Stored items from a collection
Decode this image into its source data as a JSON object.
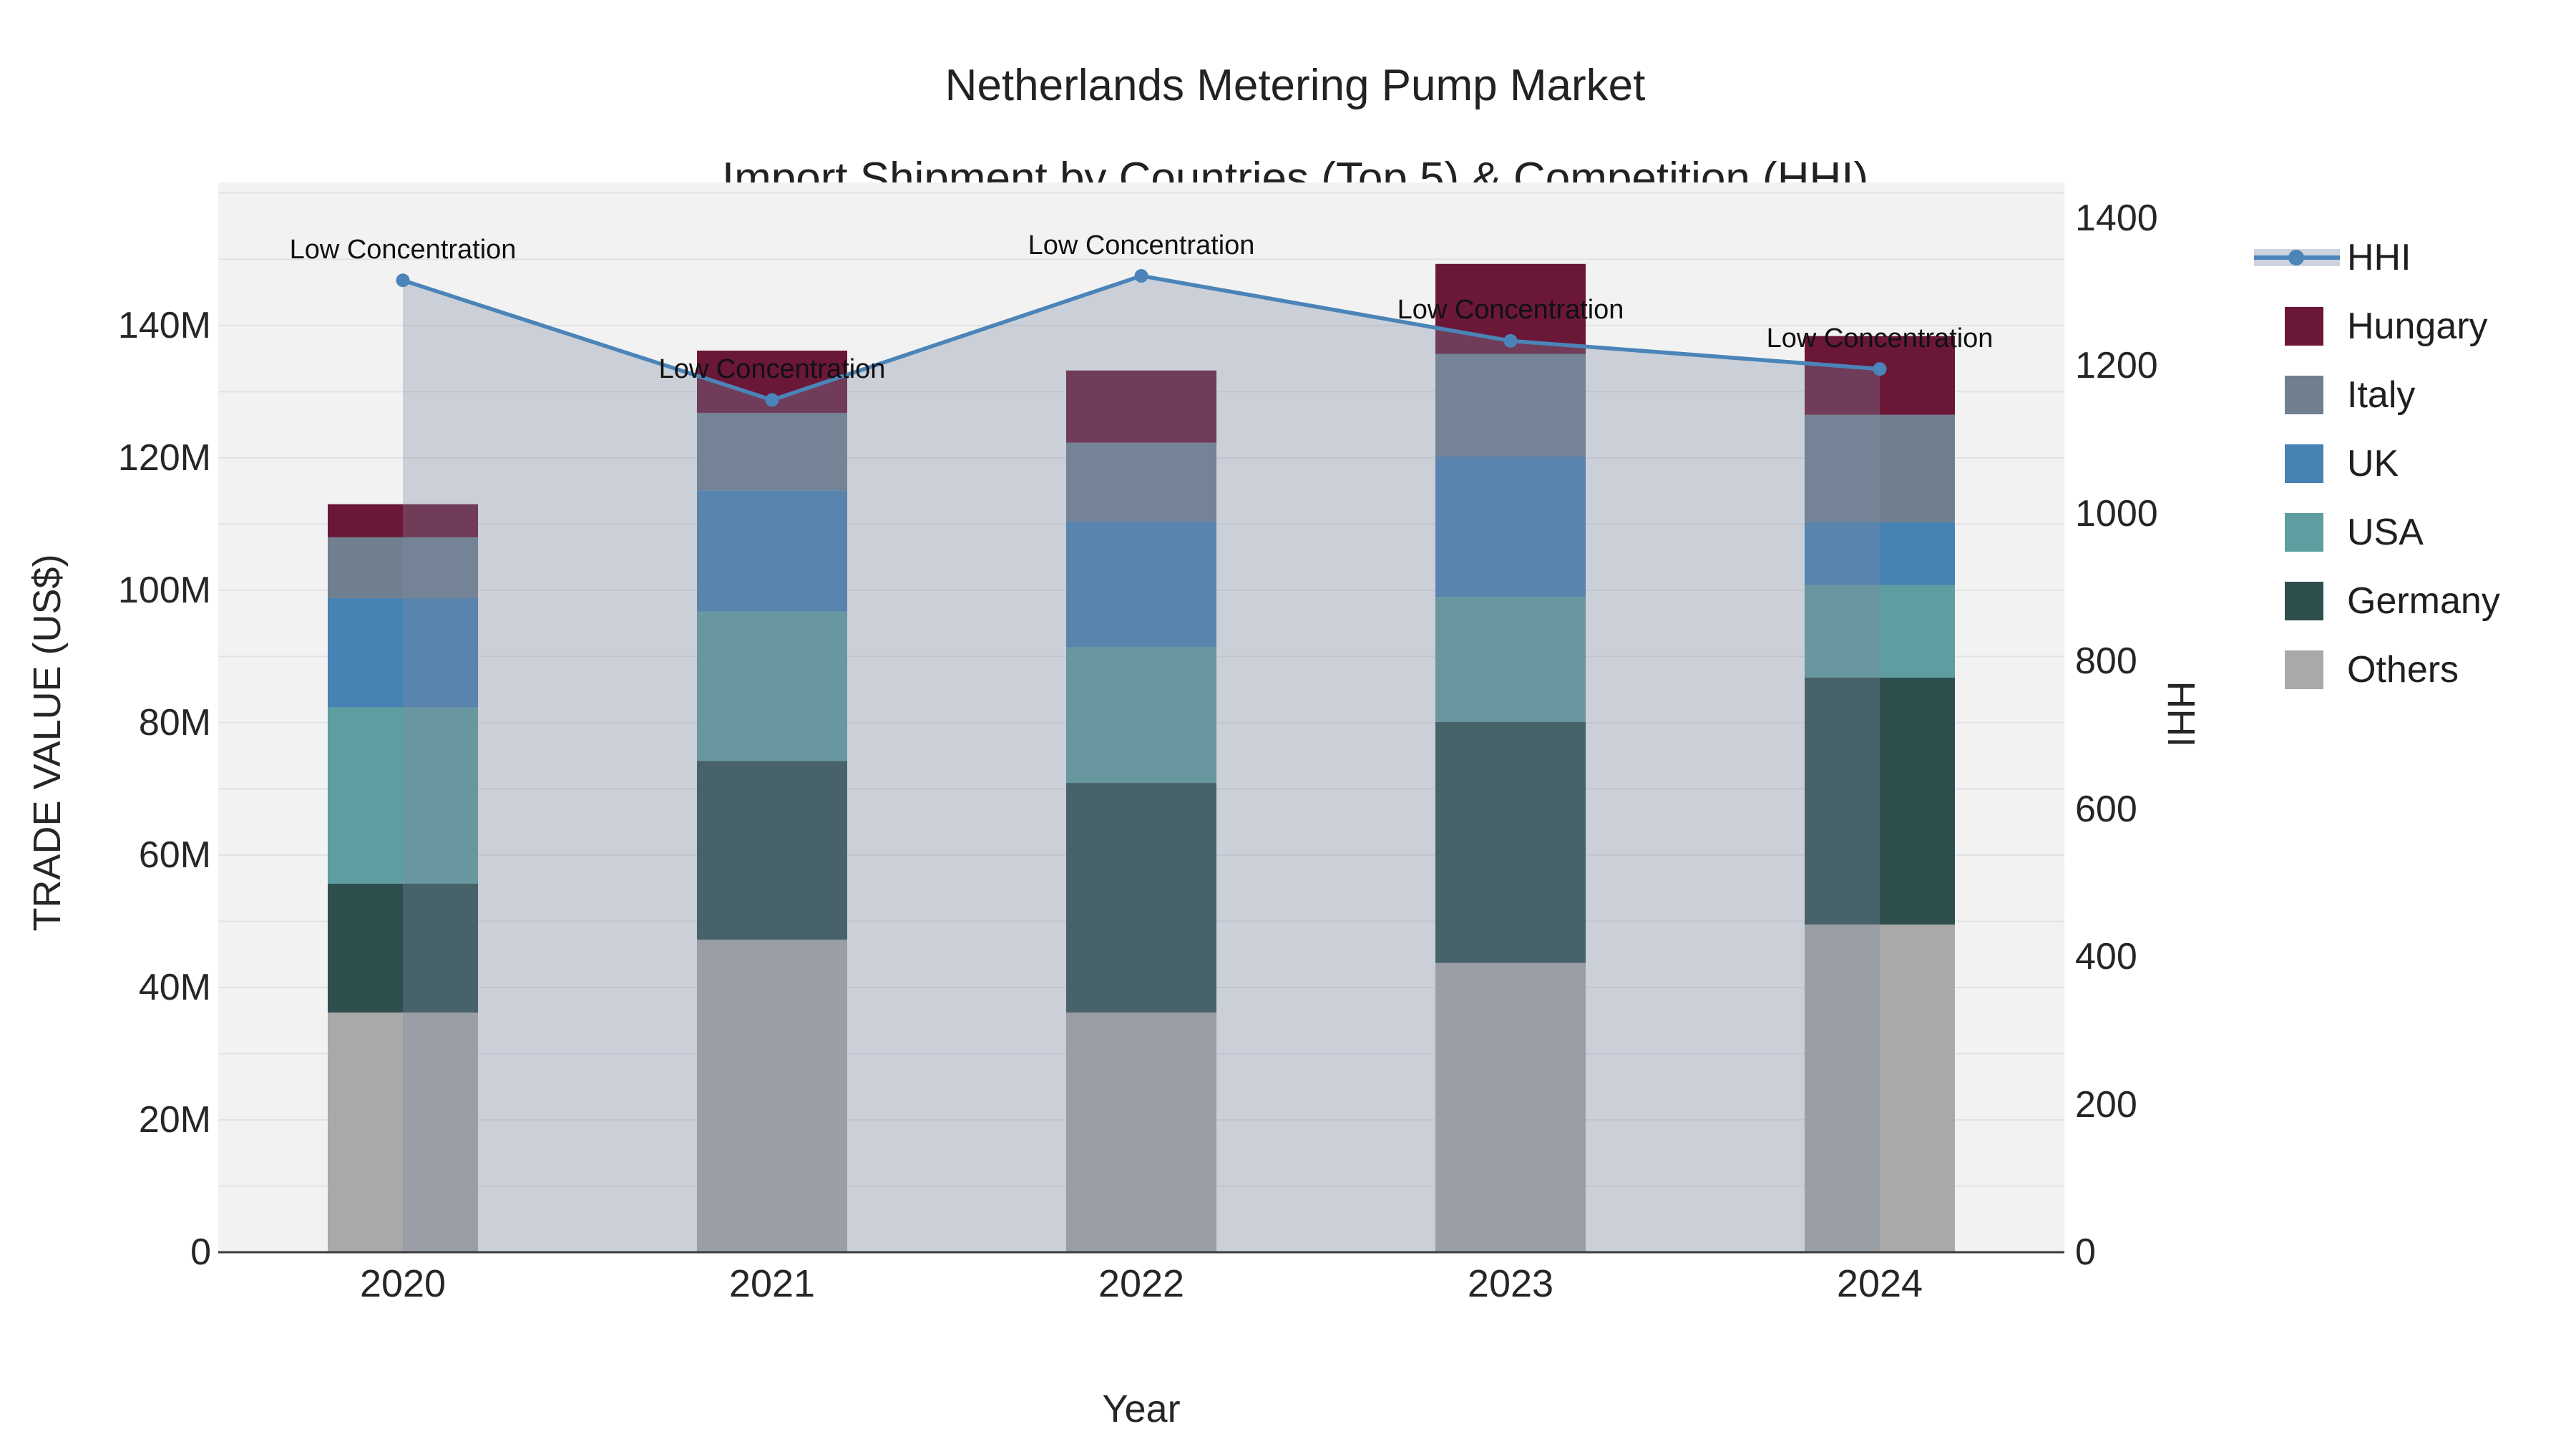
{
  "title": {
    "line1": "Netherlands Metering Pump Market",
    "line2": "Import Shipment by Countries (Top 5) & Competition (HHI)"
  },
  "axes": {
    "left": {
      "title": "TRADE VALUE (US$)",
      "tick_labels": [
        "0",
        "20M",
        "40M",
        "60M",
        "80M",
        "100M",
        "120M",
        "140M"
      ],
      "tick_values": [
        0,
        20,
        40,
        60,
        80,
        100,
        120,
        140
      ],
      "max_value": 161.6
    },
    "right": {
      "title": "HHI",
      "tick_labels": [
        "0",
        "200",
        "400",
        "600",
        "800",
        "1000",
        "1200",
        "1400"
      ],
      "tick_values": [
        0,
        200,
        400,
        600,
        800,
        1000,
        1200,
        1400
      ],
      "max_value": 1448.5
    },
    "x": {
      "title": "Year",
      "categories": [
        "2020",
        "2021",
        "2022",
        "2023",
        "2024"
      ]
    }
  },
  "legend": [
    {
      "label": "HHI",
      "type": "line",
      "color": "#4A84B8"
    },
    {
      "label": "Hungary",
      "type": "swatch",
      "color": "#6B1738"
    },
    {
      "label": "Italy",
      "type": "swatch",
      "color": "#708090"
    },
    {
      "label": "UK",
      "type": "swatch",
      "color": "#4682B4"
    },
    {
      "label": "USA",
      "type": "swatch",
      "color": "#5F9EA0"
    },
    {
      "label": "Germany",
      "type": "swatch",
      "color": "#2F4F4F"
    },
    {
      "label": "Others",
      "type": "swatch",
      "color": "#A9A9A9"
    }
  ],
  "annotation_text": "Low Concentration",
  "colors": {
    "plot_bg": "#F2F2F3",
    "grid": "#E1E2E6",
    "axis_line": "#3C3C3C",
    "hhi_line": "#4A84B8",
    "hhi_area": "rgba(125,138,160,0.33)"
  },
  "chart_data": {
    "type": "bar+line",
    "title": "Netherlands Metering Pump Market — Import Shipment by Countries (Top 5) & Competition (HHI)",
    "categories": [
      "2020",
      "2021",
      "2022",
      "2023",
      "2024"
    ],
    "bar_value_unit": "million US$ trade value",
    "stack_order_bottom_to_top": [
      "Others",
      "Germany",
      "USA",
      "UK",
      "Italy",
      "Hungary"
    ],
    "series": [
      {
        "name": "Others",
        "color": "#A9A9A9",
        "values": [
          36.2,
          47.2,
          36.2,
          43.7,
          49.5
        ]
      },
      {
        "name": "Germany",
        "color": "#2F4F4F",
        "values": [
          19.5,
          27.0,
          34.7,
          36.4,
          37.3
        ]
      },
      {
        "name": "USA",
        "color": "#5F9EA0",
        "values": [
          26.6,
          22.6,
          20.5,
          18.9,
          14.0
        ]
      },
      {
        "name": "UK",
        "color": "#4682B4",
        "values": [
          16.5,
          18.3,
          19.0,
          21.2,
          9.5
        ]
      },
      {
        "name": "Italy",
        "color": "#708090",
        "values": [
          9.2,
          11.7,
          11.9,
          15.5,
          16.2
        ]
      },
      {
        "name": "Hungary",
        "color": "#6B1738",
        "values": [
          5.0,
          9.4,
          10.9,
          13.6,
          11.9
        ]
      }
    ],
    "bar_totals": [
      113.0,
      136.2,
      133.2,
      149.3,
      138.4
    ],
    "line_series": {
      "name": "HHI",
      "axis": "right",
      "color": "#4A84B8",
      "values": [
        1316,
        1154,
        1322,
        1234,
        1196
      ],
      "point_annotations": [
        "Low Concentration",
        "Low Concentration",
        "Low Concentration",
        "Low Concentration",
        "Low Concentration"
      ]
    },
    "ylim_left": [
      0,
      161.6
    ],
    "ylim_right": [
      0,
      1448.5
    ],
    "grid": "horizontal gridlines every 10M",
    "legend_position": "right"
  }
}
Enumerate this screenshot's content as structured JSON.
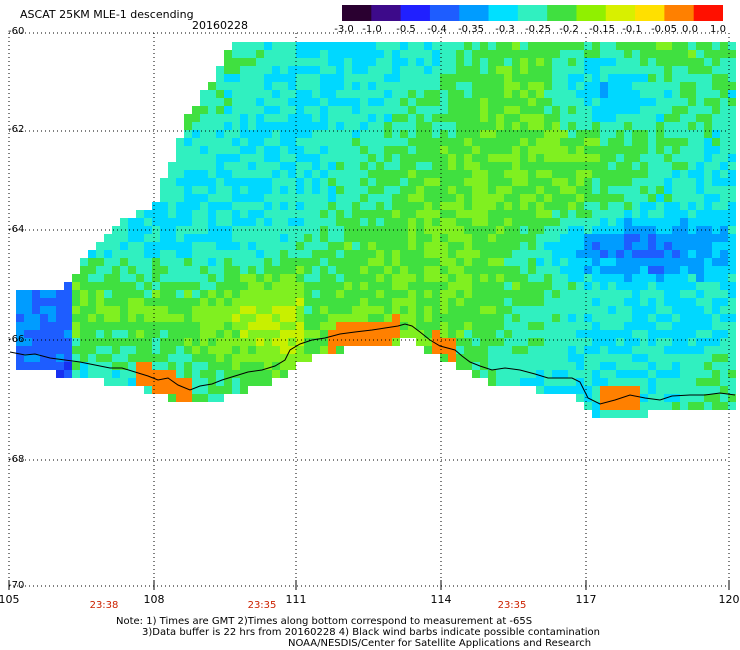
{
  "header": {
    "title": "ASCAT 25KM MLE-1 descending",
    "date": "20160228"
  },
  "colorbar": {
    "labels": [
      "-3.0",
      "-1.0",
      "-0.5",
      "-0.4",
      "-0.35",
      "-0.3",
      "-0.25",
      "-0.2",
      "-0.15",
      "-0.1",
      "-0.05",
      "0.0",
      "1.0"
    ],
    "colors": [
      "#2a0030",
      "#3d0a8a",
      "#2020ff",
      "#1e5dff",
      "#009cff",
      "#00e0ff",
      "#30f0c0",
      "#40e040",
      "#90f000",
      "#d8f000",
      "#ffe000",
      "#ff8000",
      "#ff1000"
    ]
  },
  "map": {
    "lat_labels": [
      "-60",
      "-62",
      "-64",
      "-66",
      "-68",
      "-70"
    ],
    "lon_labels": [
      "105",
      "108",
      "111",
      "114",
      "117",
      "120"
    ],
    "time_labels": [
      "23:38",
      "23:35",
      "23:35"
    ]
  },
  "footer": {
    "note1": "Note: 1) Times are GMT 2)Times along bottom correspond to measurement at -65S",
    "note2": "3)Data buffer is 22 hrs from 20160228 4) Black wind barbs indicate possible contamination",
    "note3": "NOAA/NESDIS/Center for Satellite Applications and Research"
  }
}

PROBLEM TO SOLVE:
Search the data above for the string "Shipment" and copy each line that has it.

ANSWER BELOW:
    "line2": "Import Shipment by Countries (Top 5) & Competition (HHI)"
    "title": "Netherlands Metering Pump Market — Import Shipment by Countries (Top 5) & Competition (HHI)",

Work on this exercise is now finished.